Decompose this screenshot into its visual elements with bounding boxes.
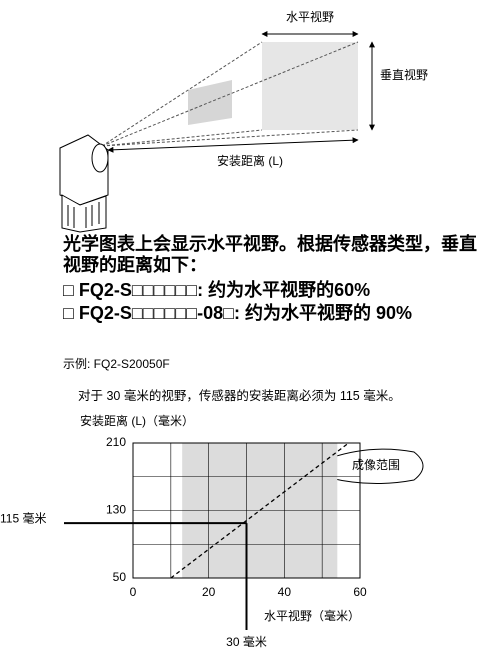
x-tick-label: 0	[130, 585, 137, 599]
y-axis-label: 安装距离 (L)（毫米）	[80, 413, 194, 428]
item: □ FQ2-S□□□□□□-08□: 约为水平视野的 90%	[63, 303, 413, 323]
label: 水平视野	[286, 9, 334, 24]
example-x-label: 30 毫米	[226, 634, 267, 649]
x-axis-label: 水平视野（毫米）	[264, 608, 360, 623]
callout-label: 成像范围	[352, 458, 400, 472]
label: 垂直视野	[380, 67, 428, 82]
example-y-label: 115 毫米	[0, 510, 46, 525]
note: 对于 30 毫米的视野，传感器的安装距离必须为 115 毫米。	[78, 389, 401, 403]
fov-line	[170, 442, 350, 579]
label: 安装距离 (L)	[217, 153, 283, 168]
y-tick-label: 210	[106, 435, 126, 449]
item: □ FQ2-S□□□□□□: 约为水平视野的60%	[63, 280, 371, 300]
y-tick-label: 130	[106, 503, 126, 517]
far-field	[262, 42, 358, 130]
example: 示例: FQ2-S20050F	[63, 357, 170, 371]
x-tick-label: 60	[353, 585, 367, 599]
y-tick-label: 50	[113, 570, 127, 584]
x-tick-label: 40	[278, 585, 292, 599]
camera	[59, 134, 109, 233]
intro: 光学图表上会显示水平视野。根据传感器类型，垂直视野的距离如下：	[63, 234, 477, 275]
x-tick-label: 20	[202, 585, 216, 599]
distance-arrow	[107, 137, 359, 153]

### What the task requires
Please repeat the records starting at the line that contains "585, 137, 599]" and ending at the line that contains "608, 360, 623]", both included, and nothing else.

### Result
x-tick-label: 0	[130, 585, 137, 599]
y-axis-label: 安装距离 (L)（毫米）	[80, 413, 194, 428]
item: □ FQ2-S□□□□□□-08□: 约为水平视野的 90%	[63, 303, 413, 323]
label: 水平视野	[286, 9, 334, 24]
example-x-label: 30 毫米	[226, 634, 267, 649]
x-axis-label: 水平视野（毫米）	[264, 608, 360, 623]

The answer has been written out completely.